**DATA PROVIDED**

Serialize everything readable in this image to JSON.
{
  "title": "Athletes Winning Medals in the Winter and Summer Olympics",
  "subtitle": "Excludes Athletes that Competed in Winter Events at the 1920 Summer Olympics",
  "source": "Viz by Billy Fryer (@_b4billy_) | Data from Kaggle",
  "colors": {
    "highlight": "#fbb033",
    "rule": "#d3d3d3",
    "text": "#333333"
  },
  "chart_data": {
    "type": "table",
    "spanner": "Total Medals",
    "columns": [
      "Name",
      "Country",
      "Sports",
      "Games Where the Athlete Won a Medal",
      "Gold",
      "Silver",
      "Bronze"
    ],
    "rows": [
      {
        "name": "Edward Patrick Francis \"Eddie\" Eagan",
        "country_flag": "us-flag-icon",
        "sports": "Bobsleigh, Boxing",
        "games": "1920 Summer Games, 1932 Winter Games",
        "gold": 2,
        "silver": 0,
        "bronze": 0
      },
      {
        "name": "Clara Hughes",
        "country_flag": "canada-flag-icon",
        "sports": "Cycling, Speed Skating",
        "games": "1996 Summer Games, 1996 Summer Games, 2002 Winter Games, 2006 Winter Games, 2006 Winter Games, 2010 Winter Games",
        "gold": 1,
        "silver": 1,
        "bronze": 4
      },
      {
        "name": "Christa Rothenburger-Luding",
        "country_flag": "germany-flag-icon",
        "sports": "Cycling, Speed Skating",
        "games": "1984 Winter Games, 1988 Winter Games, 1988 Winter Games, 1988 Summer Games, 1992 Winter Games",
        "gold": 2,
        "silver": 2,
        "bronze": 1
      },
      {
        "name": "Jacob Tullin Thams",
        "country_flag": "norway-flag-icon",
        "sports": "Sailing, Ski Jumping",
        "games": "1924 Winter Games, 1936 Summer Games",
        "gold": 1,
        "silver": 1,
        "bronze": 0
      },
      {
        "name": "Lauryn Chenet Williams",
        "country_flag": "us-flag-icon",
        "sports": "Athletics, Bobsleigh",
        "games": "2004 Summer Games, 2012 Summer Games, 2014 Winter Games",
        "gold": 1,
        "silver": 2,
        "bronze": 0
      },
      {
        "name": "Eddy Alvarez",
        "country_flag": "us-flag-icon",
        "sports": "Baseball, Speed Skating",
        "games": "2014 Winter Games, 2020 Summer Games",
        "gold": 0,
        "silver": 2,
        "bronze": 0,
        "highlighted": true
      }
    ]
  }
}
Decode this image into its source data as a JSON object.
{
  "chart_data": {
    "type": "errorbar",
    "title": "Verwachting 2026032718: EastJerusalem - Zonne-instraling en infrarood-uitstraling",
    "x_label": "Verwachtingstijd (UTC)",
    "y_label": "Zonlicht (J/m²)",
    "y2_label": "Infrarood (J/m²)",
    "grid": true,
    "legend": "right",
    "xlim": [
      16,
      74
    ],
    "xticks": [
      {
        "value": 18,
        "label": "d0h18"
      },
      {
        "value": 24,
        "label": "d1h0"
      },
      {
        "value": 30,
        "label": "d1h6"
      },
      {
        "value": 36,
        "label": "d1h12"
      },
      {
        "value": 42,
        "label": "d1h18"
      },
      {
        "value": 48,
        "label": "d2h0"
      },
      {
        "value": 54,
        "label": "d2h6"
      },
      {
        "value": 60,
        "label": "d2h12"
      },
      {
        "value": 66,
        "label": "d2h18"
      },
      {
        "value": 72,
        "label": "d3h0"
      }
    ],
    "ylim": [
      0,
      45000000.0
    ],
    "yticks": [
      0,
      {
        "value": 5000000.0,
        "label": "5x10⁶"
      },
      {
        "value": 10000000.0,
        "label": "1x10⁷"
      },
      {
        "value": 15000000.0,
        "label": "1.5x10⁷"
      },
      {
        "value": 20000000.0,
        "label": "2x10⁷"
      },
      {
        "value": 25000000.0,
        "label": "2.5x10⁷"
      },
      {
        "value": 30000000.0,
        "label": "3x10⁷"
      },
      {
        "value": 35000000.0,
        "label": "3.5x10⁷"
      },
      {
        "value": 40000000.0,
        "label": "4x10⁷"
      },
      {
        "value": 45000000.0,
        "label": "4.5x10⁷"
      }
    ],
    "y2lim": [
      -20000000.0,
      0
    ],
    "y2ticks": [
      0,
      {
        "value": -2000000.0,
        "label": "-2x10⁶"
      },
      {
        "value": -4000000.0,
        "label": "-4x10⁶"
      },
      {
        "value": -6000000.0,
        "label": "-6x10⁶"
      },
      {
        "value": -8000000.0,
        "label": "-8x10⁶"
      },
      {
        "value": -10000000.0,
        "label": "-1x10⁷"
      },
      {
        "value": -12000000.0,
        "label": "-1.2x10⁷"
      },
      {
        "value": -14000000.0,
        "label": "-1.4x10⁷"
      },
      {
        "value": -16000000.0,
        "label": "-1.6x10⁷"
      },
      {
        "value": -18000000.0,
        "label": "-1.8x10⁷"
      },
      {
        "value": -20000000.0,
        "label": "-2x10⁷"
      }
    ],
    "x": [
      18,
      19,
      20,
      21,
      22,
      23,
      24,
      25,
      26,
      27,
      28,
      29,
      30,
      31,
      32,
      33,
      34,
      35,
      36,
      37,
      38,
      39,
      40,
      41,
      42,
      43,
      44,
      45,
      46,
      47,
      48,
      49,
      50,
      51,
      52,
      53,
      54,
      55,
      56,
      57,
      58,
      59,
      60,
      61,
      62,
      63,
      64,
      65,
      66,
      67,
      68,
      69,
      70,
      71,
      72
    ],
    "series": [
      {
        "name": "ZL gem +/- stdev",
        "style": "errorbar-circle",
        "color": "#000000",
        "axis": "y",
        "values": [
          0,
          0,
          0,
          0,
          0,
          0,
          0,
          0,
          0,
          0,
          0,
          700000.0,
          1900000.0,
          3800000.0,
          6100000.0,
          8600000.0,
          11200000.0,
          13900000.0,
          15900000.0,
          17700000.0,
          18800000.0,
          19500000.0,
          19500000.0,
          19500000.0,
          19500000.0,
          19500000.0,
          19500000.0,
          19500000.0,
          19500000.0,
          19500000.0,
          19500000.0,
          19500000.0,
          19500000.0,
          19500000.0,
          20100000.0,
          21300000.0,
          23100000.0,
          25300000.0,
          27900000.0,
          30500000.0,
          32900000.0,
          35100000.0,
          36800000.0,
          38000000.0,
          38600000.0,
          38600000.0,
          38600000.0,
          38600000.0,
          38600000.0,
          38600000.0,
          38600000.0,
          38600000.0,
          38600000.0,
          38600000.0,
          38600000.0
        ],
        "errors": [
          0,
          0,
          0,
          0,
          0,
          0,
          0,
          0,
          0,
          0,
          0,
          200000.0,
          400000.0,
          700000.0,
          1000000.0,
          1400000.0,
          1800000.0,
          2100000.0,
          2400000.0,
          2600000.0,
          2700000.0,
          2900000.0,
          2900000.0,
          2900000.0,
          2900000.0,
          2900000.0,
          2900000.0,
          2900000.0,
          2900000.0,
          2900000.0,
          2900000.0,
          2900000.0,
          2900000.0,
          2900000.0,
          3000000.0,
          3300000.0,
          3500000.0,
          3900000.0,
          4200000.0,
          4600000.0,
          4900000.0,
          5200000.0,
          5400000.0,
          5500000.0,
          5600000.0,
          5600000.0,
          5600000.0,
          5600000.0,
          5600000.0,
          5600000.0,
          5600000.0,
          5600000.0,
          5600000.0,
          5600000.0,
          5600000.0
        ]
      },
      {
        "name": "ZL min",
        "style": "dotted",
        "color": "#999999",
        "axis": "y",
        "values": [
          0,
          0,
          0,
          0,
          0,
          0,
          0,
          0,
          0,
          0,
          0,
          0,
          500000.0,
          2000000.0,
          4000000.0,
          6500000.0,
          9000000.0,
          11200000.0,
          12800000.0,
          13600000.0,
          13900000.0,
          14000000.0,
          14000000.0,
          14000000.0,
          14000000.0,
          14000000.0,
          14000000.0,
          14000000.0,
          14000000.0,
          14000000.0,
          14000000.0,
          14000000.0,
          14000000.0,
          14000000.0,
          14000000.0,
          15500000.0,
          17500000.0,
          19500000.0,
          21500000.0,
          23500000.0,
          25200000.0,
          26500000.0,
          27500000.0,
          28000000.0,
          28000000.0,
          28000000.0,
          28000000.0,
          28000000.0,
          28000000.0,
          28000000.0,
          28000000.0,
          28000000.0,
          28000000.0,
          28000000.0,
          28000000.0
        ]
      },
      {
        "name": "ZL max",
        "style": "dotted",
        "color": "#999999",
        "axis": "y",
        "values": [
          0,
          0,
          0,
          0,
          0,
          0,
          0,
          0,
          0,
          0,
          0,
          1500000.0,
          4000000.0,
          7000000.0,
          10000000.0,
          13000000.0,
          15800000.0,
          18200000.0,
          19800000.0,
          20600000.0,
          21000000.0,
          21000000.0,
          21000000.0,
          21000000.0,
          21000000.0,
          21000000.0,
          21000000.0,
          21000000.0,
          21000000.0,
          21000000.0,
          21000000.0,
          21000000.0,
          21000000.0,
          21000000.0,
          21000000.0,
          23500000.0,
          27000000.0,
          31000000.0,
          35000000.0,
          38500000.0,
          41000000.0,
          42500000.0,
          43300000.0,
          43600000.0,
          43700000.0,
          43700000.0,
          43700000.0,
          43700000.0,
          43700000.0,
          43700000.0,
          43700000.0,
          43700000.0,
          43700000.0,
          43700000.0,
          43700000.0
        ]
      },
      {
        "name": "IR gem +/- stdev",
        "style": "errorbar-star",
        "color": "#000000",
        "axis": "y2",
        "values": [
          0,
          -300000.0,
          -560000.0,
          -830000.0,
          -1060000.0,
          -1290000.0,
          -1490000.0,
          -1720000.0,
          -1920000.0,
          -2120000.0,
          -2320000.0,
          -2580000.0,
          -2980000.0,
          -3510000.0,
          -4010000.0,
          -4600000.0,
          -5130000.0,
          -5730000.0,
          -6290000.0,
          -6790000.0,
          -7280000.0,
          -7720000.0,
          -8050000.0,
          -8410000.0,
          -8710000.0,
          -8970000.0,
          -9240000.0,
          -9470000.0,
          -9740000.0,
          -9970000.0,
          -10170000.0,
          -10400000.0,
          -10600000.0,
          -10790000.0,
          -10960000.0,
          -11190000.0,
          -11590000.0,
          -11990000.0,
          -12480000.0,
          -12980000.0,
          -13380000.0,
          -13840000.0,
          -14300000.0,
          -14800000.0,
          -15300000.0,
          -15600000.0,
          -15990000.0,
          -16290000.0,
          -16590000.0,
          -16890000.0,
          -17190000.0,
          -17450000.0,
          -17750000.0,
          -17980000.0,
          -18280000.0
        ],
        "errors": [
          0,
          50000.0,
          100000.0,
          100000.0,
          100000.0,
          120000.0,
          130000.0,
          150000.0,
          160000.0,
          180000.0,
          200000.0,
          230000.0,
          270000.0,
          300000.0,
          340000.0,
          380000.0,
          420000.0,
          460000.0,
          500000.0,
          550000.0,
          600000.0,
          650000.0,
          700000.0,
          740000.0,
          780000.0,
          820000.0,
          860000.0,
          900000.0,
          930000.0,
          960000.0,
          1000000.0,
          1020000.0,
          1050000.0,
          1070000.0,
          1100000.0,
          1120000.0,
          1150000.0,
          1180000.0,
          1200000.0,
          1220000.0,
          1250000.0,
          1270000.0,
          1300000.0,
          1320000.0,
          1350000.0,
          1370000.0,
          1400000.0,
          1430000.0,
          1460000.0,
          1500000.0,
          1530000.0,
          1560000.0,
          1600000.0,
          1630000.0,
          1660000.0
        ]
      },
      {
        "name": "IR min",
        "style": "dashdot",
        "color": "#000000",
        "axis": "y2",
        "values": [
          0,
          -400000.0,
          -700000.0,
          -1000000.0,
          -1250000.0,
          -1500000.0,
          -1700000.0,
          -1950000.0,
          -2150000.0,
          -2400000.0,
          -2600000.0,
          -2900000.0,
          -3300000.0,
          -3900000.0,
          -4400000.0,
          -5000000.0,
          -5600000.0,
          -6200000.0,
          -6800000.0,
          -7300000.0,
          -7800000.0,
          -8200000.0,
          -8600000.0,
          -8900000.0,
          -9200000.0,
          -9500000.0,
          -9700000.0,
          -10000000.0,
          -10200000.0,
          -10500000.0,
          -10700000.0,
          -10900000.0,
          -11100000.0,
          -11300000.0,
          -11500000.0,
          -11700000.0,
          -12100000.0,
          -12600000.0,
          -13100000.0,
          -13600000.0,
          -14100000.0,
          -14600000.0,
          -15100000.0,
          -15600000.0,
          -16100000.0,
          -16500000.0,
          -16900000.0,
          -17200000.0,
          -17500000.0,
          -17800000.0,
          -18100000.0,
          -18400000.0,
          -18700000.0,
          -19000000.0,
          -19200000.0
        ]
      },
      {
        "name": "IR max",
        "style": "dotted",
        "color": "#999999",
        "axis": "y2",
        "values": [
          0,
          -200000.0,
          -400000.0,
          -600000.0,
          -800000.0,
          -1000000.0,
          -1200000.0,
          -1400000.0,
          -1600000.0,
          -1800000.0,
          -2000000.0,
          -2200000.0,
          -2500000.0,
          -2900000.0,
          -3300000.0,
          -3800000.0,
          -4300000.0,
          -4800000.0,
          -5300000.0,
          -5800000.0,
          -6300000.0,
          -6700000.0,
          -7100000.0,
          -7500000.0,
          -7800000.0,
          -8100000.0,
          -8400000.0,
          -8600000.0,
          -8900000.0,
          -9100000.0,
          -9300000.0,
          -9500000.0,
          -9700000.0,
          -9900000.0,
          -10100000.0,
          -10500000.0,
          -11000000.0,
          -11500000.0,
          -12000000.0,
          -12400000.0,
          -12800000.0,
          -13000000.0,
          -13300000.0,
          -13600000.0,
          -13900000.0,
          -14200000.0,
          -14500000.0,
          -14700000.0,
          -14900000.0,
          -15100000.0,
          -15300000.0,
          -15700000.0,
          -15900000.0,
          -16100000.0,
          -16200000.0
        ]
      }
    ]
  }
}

**EXERCISE OBJECTIVE**
Show the lines of the data that hold the word "errorbar".

**RESPONSE TO THIS EXERCISE**
    "type": "errorbar",
        "style": "errorbar-circle",
        "style": "errorbar-star",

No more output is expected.